**** Records for the task

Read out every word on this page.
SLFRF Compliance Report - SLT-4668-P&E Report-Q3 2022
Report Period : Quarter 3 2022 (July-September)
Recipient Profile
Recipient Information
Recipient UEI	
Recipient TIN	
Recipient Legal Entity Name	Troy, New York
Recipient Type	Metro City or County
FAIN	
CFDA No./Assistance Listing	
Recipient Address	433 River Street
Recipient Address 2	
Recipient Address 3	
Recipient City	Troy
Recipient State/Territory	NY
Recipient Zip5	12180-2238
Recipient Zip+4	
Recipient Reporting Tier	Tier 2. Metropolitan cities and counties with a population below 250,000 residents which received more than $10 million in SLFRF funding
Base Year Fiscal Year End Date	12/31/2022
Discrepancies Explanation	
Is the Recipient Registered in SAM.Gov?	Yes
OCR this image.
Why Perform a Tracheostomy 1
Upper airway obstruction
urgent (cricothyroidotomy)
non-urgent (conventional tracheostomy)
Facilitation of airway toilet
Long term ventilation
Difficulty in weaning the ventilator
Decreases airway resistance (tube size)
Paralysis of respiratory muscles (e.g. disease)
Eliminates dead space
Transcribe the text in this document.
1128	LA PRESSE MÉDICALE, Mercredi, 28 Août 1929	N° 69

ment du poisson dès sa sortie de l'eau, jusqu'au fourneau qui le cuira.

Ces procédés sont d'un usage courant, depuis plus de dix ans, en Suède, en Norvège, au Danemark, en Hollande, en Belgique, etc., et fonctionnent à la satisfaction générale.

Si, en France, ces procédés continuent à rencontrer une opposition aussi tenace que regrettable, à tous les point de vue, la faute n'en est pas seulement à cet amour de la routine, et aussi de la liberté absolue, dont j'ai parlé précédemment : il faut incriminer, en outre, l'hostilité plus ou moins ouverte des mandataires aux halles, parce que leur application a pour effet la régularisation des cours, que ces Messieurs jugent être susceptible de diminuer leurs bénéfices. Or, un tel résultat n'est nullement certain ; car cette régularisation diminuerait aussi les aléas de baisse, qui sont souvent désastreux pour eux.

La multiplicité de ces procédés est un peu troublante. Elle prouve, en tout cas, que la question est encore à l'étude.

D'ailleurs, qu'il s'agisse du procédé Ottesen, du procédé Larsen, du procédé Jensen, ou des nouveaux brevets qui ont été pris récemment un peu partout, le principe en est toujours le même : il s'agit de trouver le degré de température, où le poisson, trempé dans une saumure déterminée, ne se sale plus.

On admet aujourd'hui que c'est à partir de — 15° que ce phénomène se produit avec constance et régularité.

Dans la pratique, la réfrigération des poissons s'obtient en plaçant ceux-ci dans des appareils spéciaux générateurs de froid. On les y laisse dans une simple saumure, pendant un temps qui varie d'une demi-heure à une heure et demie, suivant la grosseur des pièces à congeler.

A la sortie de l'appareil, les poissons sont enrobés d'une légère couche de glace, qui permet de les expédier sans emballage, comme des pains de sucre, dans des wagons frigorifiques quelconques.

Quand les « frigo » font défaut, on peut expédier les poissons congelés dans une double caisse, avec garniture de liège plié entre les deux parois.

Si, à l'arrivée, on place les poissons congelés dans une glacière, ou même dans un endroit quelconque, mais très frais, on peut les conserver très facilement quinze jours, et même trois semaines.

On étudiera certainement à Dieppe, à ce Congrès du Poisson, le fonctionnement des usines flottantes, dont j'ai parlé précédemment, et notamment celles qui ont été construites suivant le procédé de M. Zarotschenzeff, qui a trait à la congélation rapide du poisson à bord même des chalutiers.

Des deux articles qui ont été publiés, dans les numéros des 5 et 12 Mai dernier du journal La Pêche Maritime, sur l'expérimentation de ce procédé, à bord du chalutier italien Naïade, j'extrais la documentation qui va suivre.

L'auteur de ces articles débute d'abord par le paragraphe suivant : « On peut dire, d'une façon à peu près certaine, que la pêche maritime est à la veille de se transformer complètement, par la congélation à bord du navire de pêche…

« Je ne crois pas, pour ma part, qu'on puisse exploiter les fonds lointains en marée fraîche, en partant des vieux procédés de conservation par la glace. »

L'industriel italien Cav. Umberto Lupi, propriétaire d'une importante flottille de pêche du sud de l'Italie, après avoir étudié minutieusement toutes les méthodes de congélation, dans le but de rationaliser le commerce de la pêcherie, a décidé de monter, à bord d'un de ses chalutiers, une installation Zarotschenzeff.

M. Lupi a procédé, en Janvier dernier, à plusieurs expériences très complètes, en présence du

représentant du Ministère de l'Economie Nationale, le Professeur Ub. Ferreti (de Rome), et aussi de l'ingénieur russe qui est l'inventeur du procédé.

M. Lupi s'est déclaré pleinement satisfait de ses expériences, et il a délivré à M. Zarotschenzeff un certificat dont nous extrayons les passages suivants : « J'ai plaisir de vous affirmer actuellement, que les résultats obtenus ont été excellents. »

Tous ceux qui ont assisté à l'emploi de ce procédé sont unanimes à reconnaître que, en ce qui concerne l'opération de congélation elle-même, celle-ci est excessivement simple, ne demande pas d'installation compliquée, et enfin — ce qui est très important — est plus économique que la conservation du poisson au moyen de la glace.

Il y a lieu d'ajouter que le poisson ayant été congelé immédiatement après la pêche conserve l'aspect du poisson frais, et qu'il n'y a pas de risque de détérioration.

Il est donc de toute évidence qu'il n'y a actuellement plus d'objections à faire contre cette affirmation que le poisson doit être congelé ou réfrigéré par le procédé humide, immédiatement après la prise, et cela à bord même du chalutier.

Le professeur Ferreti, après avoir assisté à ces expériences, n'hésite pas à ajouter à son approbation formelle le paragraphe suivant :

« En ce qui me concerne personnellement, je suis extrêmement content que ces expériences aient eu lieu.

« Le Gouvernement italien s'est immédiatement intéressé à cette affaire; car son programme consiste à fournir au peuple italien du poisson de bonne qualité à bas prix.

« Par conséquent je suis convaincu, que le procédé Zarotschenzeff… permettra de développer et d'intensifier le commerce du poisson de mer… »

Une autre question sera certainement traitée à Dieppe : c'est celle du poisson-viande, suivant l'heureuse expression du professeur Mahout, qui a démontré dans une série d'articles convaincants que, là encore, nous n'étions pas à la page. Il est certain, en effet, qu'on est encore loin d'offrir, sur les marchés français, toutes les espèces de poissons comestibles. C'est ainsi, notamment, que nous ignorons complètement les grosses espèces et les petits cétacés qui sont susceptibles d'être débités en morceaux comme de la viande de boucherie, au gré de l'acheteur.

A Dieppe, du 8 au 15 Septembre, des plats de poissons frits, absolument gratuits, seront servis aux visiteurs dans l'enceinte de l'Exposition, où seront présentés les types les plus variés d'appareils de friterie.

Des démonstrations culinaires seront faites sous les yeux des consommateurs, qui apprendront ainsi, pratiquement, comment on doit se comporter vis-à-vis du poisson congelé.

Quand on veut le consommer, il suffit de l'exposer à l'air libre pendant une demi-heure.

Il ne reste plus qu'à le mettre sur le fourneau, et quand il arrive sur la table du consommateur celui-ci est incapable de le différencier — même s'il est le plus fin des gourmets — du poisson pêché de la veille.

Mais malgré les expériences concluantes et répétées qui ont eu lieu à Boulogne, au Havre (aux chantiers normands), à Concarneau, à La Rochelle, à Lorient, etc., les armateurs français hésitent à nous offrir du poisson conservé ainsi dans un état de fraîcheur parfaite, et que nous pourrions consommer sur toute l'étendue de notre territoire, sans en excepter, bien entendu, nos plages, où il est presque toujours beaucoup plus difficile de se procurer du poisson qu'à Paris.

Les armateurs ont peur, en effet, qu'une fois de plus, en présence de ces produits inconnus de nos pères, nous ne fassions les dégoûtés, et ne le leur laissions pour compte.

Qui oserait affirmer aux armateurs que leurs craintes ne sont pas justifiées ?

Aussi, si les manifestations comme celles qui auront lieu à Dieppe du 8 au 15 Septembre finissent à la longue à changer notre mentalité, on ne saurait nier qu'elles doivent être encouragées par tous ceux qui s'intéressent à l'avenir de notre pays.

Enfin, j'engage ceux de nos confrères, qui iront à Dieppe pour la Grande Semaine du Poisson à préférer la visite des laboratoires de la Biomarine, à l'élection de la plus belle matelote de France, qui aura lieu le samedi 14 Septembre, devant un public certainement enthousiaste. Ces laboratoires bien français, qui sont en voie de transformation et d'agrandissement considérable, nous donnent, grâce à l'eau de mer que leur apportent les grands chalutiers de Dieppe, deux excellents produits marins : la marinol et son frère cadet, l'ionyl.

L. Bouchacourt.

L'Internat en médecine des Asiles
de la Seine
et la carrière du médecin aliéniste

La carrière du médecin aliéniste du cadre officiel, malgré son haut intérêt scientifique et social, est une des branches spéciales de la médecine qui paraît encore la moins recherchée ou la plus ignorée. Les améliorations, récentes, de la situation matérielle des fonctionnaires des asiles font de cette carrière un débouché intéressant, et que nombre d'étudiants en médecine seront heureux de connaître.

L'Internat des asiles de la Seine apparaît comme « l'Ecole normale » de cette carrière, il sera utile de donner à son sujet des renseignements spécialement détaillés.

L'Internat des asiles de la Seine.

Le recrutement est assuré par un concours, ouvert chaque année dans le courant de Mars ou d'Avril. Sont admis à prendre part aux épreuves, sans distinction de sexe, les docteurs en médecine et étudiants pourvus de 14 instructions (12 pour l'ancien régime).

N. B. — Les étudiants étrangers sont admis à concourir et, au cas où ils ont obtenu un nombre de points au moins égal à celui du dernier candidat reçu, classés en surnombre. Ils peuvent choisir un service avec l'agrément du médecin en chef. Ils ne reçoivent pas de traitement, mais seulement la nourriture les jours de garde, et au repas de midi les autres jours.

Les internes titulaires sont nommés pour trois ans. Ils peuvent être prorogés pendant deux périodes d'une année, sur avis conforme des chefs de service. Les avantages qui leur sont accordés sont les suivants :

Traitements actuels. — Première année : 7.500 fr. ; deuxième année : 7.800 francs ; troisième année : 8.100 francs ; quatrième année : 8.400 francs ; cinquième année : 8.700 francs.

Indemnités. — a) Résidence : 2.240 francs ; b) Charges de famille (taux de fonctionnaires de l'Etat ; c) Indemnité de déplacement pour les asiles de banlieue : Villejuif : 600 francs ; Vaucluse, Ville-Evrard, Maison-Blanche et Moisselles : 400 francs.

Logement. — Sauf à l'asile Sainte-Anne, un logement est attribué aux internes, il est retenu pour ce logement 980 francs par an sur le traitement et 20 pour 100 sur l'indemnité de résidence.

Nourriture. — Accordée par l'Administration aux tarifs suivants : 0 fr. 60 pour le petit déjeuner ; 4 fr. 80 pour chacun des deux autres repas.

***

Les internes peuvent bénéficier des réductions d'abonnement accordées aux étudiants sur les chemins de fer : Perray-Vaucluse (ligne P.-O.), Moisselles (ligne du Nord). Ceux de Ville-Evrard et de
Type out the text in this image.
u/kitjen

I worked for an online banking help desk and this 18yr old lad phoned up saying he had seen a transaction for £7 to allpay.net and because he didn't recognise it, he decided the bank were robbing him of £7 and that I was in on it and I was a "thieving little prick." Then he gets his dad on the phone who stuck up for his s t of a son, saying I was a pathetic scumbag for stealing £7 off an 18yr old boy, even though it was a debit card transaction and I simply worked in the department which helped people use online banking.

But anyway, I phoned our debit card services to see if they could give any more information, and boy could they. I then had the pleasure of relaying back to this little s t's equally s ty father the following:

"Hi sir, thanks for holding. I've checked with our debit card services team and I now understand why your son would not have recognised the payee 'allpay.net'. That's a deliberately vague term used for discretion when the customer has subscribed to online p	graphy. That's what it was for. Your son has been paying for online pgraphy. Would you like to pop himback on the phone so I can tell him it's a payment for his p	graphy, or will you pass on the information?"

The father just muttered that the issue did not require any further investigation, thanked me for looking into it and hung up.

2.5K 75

********

▸ **What is expected**:
Report how many lines of the listing hold the word "bord", with nothing but the number.

▸ **The solution**:
5